··· Supplied data ···
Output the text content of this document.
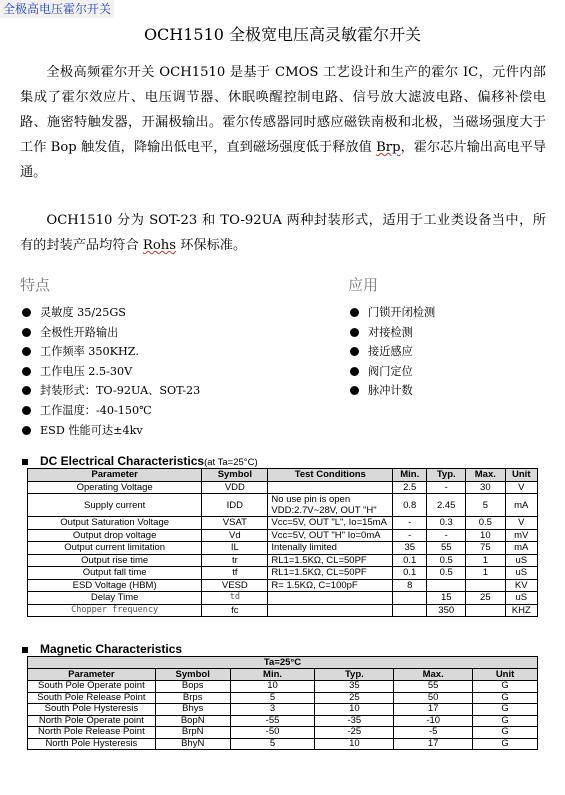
全极高电压霍尔开关
OCH1510 全极宽电压高灵敏霍尔开关

全极高频霍尔开关 OCH1510 是基于 CMOS 工艺设计和生产的霍尔 IC，元件内部集成了霍尔效应片、电压调节器、休眠唤醒控制电路、信号放大滤波电路、偏移补偿电路、施密特触发器，开漏极输出。霍尔传感器同时感应磁铁南极和北极，当磁场强度大于工作 Bop 触发值，降输出低电平，直到磁场强度低于释放值 Brp，霍尔芯片输出高电平导通。

OCH1510 分为 SOT-23 和 TO-92UA 两种封装形式，适用于工业类设备当中，所有的封装产品均符合 Rohs 环保标准。

特点	应用
灵敏度 35/25GS
全极性开路输出
工作频率 350KHZ.
工作电压 2.5-30V
封装形式：TO-92UA、SOT-23
工作温度：-40-150℃
ESD 性能可达±4kv
门锁开闭检测
对接检测
接近感应
阀门定位
脉冲计数
DC Electrical Characteristics(at Ta=25°C)
Parameter	Symbol	Test Conditions	Min.	Typ.	Max.	Unit
Operating Voltage	VDD		2.5	-	30	V
Supply current	IDD	No use pin is open
VDD:2.7V~28V, OUT "H"	0.8	2.45	5	mA
Output Saturation Voltage	VSAT	Vcc=5V, OUT "L", Io=15mA	-	0.3	0.5	V
Output drop voltage	Vd	Vcc=5V, OUT "H" Io=0mA	-	-	10	mV
Output current limitation	IL	Intenally limited	35	55	75	mA
Output rise time	tr	RL1=1.5KΩ, CL=50PF	0.1	0.5	1	uS
Output fall time	tf	RL1=1.5KΩ, CL=50PF	0.1	0.5	1	uS
ESD Voltage (HBM)	VESD	R= 1.5KΩ, C=100pF	8			KV
Delay Time	td			15	25	uS
Chopper frequency	fc			350		KHZ
Magnetic Characteristics
Ta=25°C					
Parameter	Symbol	Min.	Typ.	Max.	Unit
South Pole Operate point	Bops	10	35	55	G
South Pole Release Point	Brps	5	25	50	G
South Pole Hysteresis	Bhys	3	10	17	G
North Pole Operate point	BopN	-55	-35	-10	G
North Pole Release Point	BrpN	-50	-25	-5	G
North Pole Hysteresis	BhyN	5	10	17	G
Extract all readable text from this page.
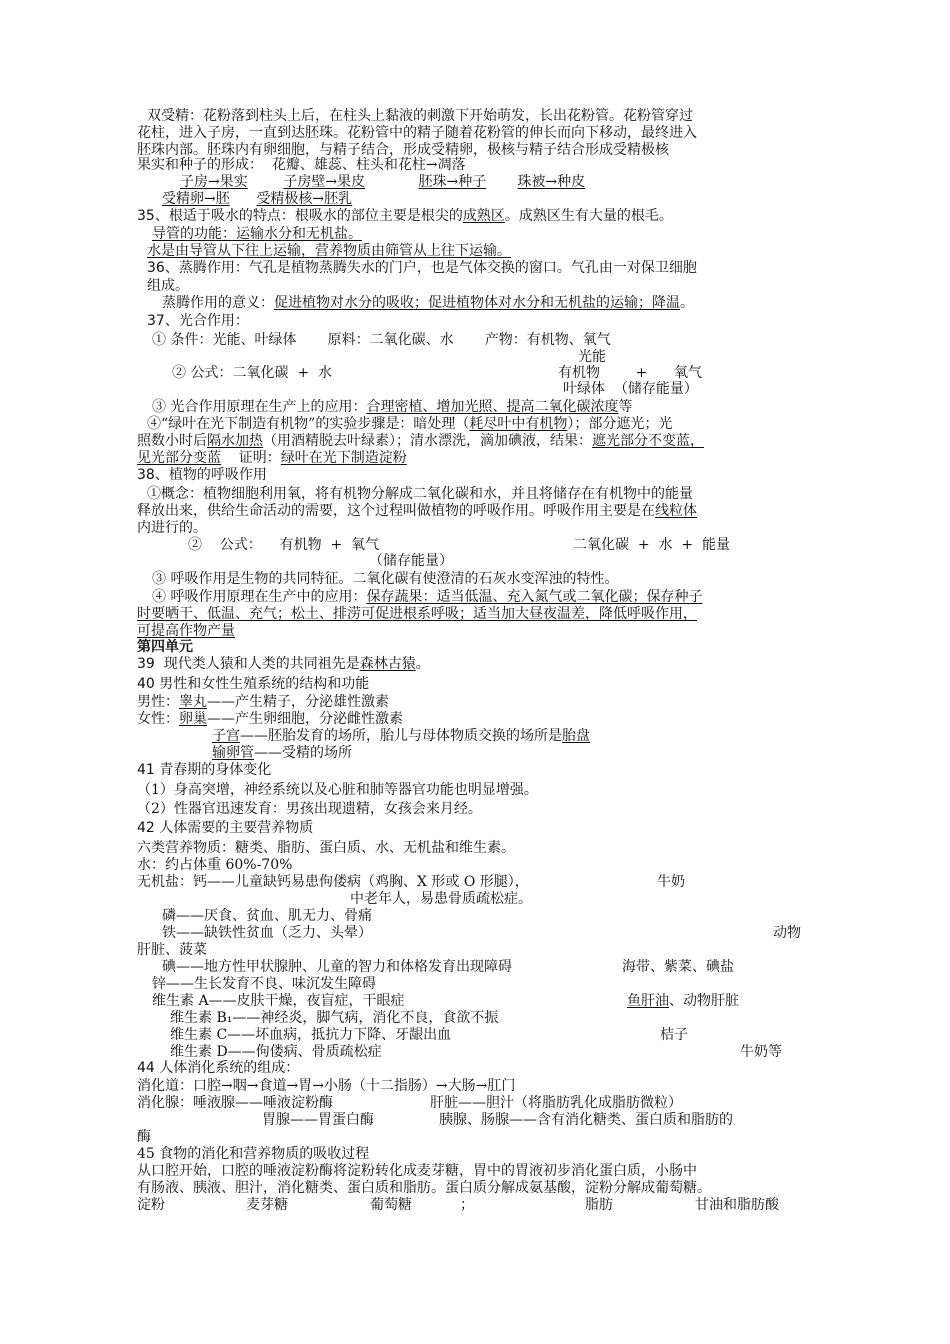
双受精：花粉落到柱头上后，在柱头上黏液的刺激下开始萌发，长出花粉管。花粉管穿过
花柱，进入子房，一直到达胚珠。花粉管中的精子随着花粉管的伸长而向下移动，最终进入
胚珠内部。胚珠内有卵细胞，与精子结合，形成受精卵，极核与精子结合形成受精极核
果实和种子的形成：  花瓣、雄蕊、柱头和花柱→凋落
子房→果实	子房壁→果皮	胚珠→种子 珠被→种皮
受精卵→胚 受精极核→胚乳
35、根适于吸水的特点：根吸水的部位主要是根尖的成熟区。成熟区生有大量的根毛。
导管的功能：运输水分和无机盐。
水是由导管从下往上运输，营养物质由筛管从上往下运输。
36、蒸腾作用：气孔是植物蒸腾失水的门户，也是气体交换的窗口。气孔由一对保卫细胞
组成。
蒸腾作用的意义：促进植物对水分的吸收；促进植物体对水分和无机盐的运输；降温。
37、光合作用：
① 条件：光能、叶绿体       原料：二氧化碳、水       产物：有机物、氧气
光能
② 公式：二氧化碳  +  水	有机物        +      氧气
叶绿体  （储存能量）
③ 光合作用原理在生产上的应用：合理密植、增加光照、提高二氧化碳浓度等
④“绿叶在光下制造有机物”的实验步骤是：暗处理（耗尽叶中有机物）；部分遮光；光
照数小时后隔水加热（用酒精脱去叶绿素）；清水漂洗，滴加碘液，结果：遮光部分不变蓝，
见光部分变蓝    证明：绿叶在光下制造淀粉
38、植物的呼吸作用
①概念：植物细胞利用氧，将有机物分解成二氧化碳和水，并且将储存在有机物中的能量
释放出来，供给生命活动的需要，这个过程叫做植物的呼吸作用。呼吸作用主要是在线粒体
内进行的。
②    公式：    有机物  +  氧气	二氧化碳  +  水  +  能量
（储存能量）
③ 呼吸作用是生物的共同特征。二氧化碳有使澄清的石灰水变浑浊的特性。
④ 呼吸作用原理在生产中的应用：保存蔬果：适当低温、充入氮气或二氧化碳；保存种子
时要晒干、低温、充气；松土、排涝可促进根系呼吸；适当加大昼夜温差，降低呼吸作用，
可提高作物产量
第四单元
39  现代类人猿和人类的共同祖先是森林古猿。
40 男性和女性生殖系统的结构和功能
男性：睾丸——产生精子，分泌雄性激素
女性：卵巢——产生卵细胞，分泌雌性激素
子宫——胚胎发育的场所，胎儿与母体物质交换的场所是胎盘
输卵管——受精的场所
41 青春期的身体变化
（1）身高突增，神经系统以及心脏和肺等器官功能也明显增强。
（2）性器官迅速发育：男孩出现遗精，女孩会来月经。
42 人体需要的主要营养物质
六类营养物质：糖类、脂肪、蛋白质、水、无机盐和维生素。
水：约占体重 60%-70%
无机盐：钙——儿童缺钙易患佝偻病（鸡胸、X 形或 O 形腿），	牛奶
中老年人，易患骨质疏松症。
磷——厌食、贫血、肌无力、骨痛
铁——缺铁性贫血（乏力、头晕）	动物
肝脏、菠菜
碘——地方性甲状腺肿、儿童的智力和体格发育出现障碍	海带、紫菜、碘盐
锌——生长发育不良、味沉发生障碍
维生素 A——皮肤干燥，夜盲症，干眼症	鱼肝油、动物肝脏
维生素 B₁——神经炎，脚气病，消化不良，食欲不振
维生素 C——坏血病，抵抗力下降、牙龈出血	桔子
维生素 D——佝偻病、骨质疏松症	牛奶等
44 人体消化系统的组成：
消化道：口腔→咽→食道→胃→小肠（十二指肠）→大肠→肛门
消化腺：唾液腺——唾液淀粉酶	肝脏——胆汁（将脂肪乳化成脂肪微粒）
胃腺——胃蛋白酶	胰腺、肠腺——含有消化糖类、蛋白质和脂肪的
酶
45 食物的消化和营养物质的吸收过程
从口腔开始，口腔的唾液淀粉酶将淀粉转化成麦芽糖，胃中的胃液初步消化蛋白质，小肠中
有肠液、胰液、胆汁，消化糖类、蛋白质和脂肪。蛋白质分解成氨基酸，淀粉分解成葡萄糖。
淀粉	麦芽糖	葡萄糖	；	脂肪	甘油和脂肪酸
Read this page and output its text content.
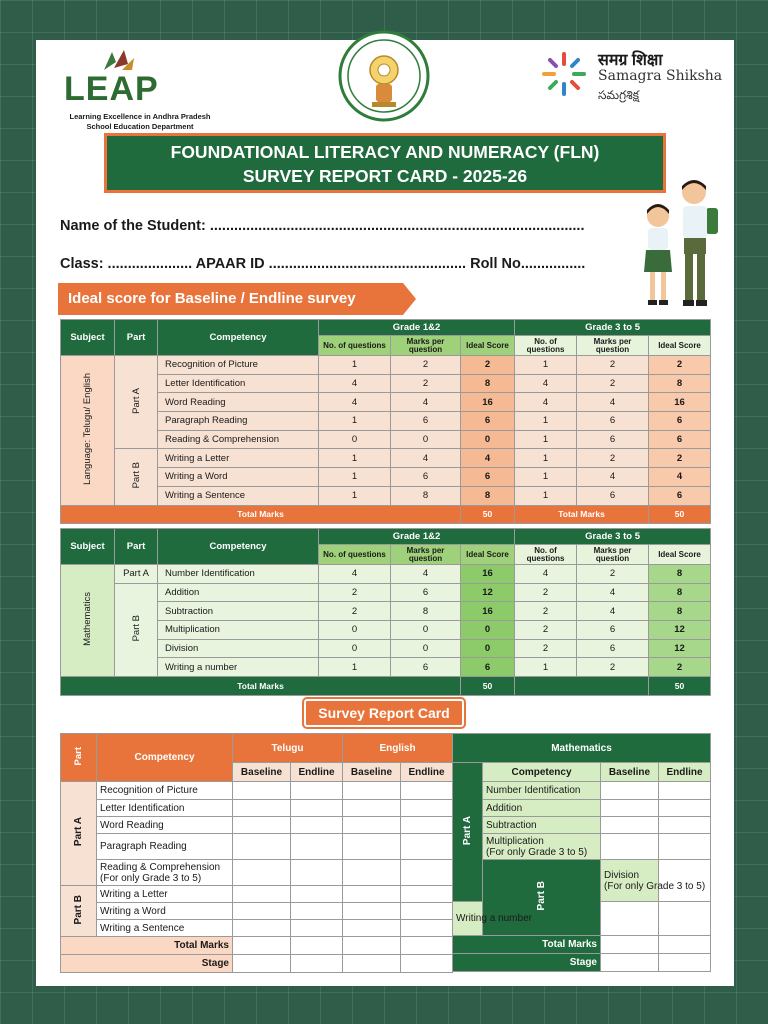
LEAP
Learning Excellence in Andhra Pradesh
School Education Department
समग्र शिक्षा
Samagra Shiksha
సమగ్రశిక్ష
FOUNDATIONAL LITERACY AND NUMERACY (FLN)
SURVEY REPORT CARD - 2025-26
Name of the Student: .............................................................................................
Class: ..................... APAAR ID ................................................. Roll No................
Ideal score for Baseline / Endline survey
Subject	Part	Competency	Grade 1&2			Grade 3 to 5		
			No. of questions	Marks per question	Ideal Score	No. of questions	Marks per question	Ideal Score
Language: Telugu/ English	Part A	Recognition of Picture	1	2	2	1	2	2
		Letter Identification	4	2	8	4	2	8
		Word Reading	4	4	16	4	4	16
		Paragraph Reading	1	6	6	1	6	6
		Reading & Comprehension	0	0	0	1	6	6
	Part B	Writing a Letter	1	4	4	1	2	2
		Writing a Word	1	6	6	1	4	4
		Writing a Sentence	1	8	8	1	6	6
Total Marks					50	Total Marks		50
Subject	Part	Competency	Grade 1&2			Grade 3 to 5		
			No. of questions	Marks per question	Ideal Score	No. of questions	Marks per question	Ideal Score
Mathematics	Part A	Number Identification	4	4	16	4	2	8
	Part B	Addition	2	6	12	2	4	8
		Subtraction	2	8	16	2	4	8
		Multiplication	0	0	0	2	6	12
		Division	0	0	0	2	6	12
		Writing a number	1	6	6	1	2	2
Total Marks					50			50
Survey Report Card
Part	Competency	Telugu		English	
		Baseline	Endline	Baseline	Endline
Part A	Recognition of Picture				
	Letter Identification				
	Word Reading				
	Paragraph Reading				
	Reading & Comprehension
(For only Grade 3 to 5)				
Part B	Writing a Letter				
	Writing a Word				
	Writing a Sentence				
Total Marks					
Stage					
Mathematics				
Part A	Competency	Baseline	Endline	
	Number Identification			
	Addition			
	Subtraction			
	Multiplication
(For only Grade 3 to 5)			
	Part B	Division
(For only Grade 3 to 5)		
Writing a number				
Total Marks				
Stage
···
→ What the exercise asks
Every line holding "English" should be copied out.

→ Output of the exercise
Language: Telugu/ English	Part A	Recognition of Picture	1	2	2	1	2	2
Part	Competency	Telugu		English	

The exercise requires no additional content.